Work to complete » Write out the entries below once more, exactly.

Items from a dataset
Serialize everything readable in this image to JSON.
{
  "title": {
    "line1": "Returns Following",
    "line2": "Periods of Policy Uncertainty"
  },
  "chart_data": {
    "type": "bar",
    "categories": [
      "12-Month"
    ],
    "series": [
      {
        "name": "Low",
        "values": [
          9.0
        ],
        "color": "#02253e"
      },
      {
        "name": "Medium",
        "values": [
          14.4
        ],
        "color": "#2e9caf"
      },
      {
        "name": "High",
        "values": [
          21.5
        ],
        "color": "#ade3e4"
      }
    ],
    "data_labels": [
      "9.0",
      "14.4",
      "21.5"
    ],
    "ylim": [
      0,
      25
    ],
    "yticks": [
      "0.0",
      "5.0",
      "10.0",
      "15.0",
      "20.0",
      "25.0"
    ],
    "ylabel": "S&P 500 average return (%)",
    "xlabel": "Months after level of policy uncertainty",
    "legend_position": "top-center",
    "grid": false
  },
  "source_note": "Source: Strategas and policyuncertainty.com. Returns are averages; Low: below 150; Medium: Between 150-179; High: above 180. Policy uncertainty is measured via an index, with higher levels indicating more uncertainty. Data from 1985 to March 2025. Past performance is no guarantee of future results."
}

Output below »
Serialize everything readable in this image to JSON.
{
  "title": {
    "line1": "Returns Following",
    "line2": "Periods of Policy Uncertainty"
  },
  "chart_data": {
    "type": "bar",
    "categories": [
      "12-Month"
    ],
    "series": [
      {
        "name": "Low",
        "values": [
          9.0
        ],
        "color": "#02253e"
      },
      {
        "name": "Medium",
        "values": [
          14.4
        ],
        "color": "#2e9caf"
      },
      {
        "name": "High",
        "values": [
          21.5
        ],
        "color": "#ade3e4"
      }
    ],
    "data_labels": [
      "9.0",
      "14.4",
      "21.5"
    ],
    "ylim": [
      0,
      25
    ],
    "yticks": [
      "0.0",
      "5.0",
      "10.0",
      "15.0",
      "20.0",
      "25.0"
    ],
    "ylabel": "S&P 500 average return (%)",
    "xlabel": "Months after level of policy uncertainty",
    "legend_position": "top-center",
    "grid": false
  },
  "source_note": "Source: Strategas and policyuncertainty.com. Returns are averages; Low: below 150; Medium: Between 150-179; High: above 180. Policy uncertainty is measured via an index, with higher levels indicating more uncertainty. Data from 1985 to March 2025. Past performance is no guarantee of future results."
}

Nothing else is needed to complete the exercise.